→ **JOB**: The data below needs to be returned exactly, line for line.
── THE RECORDS
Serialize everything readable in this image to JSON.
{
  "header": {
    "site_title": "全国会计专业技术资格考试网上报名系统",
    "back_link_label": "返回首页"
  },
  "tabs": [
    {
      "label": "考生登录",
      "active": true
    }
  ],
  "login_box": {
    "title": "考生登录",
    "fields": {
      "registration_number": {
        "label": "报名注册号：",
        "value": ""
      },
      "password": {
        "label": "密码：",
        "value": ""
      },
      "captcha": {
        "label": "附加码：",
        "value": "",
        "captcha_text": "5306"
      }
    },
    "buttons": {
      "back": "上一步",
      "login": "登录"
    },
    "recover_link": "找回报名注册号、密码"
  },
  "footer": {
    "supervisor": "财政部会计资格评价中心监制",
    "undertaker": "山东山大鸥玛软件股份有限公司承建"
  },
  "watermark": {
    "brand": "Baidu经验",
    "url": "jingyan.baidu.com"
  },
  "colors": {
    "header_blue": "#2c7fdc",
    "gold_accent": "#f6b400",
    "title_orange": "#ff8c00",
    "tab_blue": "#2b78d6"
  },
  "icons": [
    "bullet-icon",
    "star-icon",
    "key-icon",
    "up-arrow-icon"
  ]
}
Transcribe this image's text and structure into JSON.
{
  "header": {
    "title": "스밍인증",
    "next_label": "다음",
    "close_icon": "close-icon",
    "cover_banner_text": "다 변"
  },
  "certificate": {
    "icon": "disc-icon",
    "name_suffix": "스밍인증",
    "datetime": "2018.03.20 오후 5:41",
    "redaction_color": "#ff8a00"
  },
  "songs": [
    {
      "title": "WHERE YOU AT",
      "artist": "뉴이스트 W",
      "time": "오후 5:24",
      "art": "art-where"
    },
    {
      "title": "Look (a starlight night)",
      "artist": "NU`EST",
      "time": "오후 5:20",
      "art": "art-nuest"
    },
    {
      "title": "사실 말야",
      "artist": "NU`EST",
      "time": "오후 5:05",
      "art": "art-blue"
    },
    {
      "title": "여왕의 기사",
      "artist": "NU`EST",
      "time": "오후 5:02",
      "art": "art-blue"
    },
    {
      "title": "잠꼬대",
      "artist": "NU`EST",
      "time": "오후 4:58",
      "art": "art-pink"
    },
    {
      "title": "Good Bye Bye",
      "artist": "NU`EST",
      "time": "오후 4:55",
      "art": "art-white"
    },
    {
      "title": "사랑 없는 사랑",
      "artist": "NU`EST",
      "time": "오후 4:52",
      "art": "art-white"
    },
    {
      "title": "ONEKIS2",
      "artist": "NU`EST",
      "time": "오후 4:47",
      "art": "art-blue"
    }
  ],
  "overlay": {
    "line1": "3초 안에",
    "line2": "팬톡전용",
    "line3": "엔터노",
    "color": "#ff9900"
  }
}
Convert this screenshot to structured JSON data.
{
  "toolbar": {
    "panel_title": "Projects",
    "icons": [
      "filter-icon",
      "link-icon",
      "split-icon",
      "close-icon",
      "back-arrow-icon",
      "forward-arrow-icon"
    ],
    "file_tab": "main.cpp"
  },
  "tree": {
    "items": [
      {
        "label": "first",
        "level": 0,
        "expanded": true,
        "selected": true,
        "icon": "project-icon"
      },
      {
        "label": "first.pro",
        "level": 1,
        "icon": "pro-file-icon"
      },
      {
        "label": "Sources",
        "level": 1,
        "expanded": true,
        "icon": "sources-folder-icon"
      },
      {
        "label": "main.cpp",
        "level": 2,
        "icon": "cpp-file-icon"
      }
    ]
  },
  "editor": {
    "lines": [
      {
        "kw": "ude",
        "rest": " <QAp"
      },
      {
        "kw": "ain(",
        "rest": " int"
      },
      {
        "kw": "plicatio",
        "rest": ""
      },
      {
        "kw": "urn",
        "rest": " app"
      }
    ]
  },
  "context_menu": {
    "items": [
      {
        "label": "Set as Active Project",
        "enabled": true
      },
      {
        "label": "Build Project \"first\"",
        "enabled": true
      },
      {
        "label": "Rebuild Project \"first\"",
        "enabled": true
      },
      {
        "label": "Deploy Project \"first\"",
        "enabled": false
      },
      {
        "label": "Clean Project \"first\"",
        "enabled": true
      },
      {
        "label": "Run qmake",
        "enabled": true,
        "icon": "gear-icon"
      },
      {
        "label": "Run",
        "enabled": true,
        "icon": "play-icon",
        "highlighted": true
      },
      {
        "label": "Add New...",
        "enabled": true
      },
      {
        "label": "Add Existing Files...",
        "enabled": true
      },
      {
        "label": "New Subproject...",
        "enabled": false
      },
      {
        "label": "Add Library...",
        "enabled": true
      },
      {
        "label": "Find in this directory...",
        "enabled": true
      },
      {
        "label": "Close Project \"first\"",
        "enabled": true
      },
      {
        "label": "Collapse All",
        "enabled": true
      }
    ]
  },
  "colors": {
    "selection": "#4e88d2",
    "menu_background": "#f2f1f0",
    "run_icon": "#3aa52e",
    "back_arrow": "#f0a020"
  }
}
────
→ **EXERCISE ANSWER**:
Serialize everything readable in this image to JSON.
{
  "header": {
    "site_title": "全国会计专业技术资格考试网上报名系统",
    "back_link_label": "返回首页"
  },
  "tabs": [
    {
      "label": "考生登录",
      "active": true
    }
  ],
  "login_box": {
    "title": "考生登录",
    "fields": {
      "registration_number": {
        "label": "报名注册号：",
        "value": ""
      },
      "password": {
        "label": "密码：",
        "value": ""
      },
      "captcha": {
        "label": "附加码：",
        "value": "",
        "captcha_text": "5306"
      }
    },
    "buttons": {
      "back": "上一步",
      "login": "登录"
    },
    "recover_link": "找回报名注册号、密码"
  },
  "footer": {
    "supervisor": "财政部会计资格评价中心监制",
    "undertaker": "山东山大鸥玛软件股份有限公司承建"
  },
  "watermark": {
    "brand": "Baidu经验",
    "url": "jingyan.baidu.com"
  },
  "colors": {
    "header_blue": "#2c7fdc",
    "gold_accent": "#f6b400",
    "title_orange": "#ff8c00",
    "tab_blue": "#2b78d6"
  },
  "icons": [
    "bullet-icon",
    "star-icon",
    "key-icon",
    "up-arrow-icon"
  ]
}
Transcribe this image's text and structure into JSON.
{
  "header": {
    "title": "스밍인증",
    "next_label": "다음",
    "close_icon": "close-icon",
    "cover_banner_text": "다 변"
  },
  "certificate": {
    "icon": "disc-icon",
    "name_suffix": "스밍인증",
    "datetime": "2018.03.20 오후 5:41",
    "redaction_color": "#ff8a00"
  },
  "songs": [
    {
      "title": "WHERE YOU AT",
      "artist": "뉴이스트 W",
      "time": "오후 5:24",
      "art": "art-where"
    },
    {
      "title": "Look (a starlight night)",
      "artist": "NU`EST",
      "time": "오후 5:20",
      "art": "art-nuest"
    },
    {
      "title": "사실 말야",
      "artist": "NU`EST",
      "time": "오후 5:05",
      "art": "art-blue"
    },
    {
      "title": "여왕의 기사",
      "artist": "NU`EST",
      "time": "오후 5:02",
      "art": "art-blue"
    },
    {
      "title": "잠꼬대",
      "artist": "NU`EST",
      "time": "오후 4:58",
      "art": "art-pink"
    },
    {
      "title": "Good Bye Bye",
      "artist": "NU`EST",
      "time": "오후 4:55",
      "art": "art-white"
    },
    {
      "title": "사랑 없는 사랑",
      "artist": "NU`EST",
      "time": "오후 4:52",
      "art": "art-white"
    },
    {
      "title": "ONEKIS2",
      "artist": "NU`EST",
      "time": "오후 4:47",
      "art": "art-blue"
    }
  ],
  "overlay": {
    "line1": "3초 안에",
    "line2": "팬톡전용",
    "line3": "엔터노",
    "color": "#ff9900"
  }
}
Convert this screenshot to structured JSON data.
{
  "toolbar": {
    "panel_title": "Projects",
    "icons": [
      "filter-icon",
      "link-icon",
      "split-icon",
      "close-icon",
      "back-arrow-icon",
      "forward-arrow-icon"
    ],
    "file_tab": "main.cpp"
  },
  "tree": {
    "items": [
      {
        "label": "first",
        "level": 0,
        "expanded": true,
        "selected": true,
        "icon": "project-icon"
      },
      {
        "label": "first.pro",
        "level": 1,
        "icon": "pro-file-icon"
      },
      {
        "label": "Sources",
        "level": 1,
        "expanded": true,
        "icon": "sources-folder-icon"
      },
      {
        "label": "main.cpp",
        "level": 2,
        "icon": "cpp-file-icon"
      }
    ]
  },
  "editor": {
    "lines": [
      {
        "kw": "ude",
        "rest": " <QAp"
      },
      {
        "kw": "ain(",
        "rest": " int"
      },
      {
        "kw": "plicatio",
        "rest": ""
      },
      {
        "kw": "urn",
        "rest": " app"
      }
    ]
  },
  "context_menu": {
    "items": [
      {
        "label": "Set as Active Project",
        "enabled": true
      },
      {
        "label": "Build Project \"first\"",
        "enabled": true
      },
      {
        "label": "Rebuild Project \"first\"",
        "enabled": true
      },
      {
        "label": "Deploy Project \"first\"",
        "enabled": false
      },
      {
        "label": "Clean Project \"first\"",
        "enabled": true
      },
      {
        "label": "Run qmake",
        "enabled": true,
        "icon": "gear-icon"
      },
      {
        "label": "Run",
        "enabled": true,
        "icon": "play-icon",
        "highlighted": true
      },
      {
        "label": "Add New...",
        "enabled": true
      },
      {
        "label": "Add Existing Files...",
        "enabled": true
      },
      {
        "label": "New Subproject...",
        "enabled": false
      },
      {
        "label": "Add Library...",
        "enabled": true
      },
      {
        "label": "Find in this directory...",
        "enabled": true
      },
      {
        "label": "Close Project \"first\"",
        "enabled": true
      },
      {
        "label": "Collapse All",
        "enabled": true
      }
    ]
  },
  "colors": {
    "selection": "#4e88d2",
    "menu_background": "#f2f1f0",
    "run_icon": "#3aa52e",
    "back_arrow": "#f0a020"
  }
}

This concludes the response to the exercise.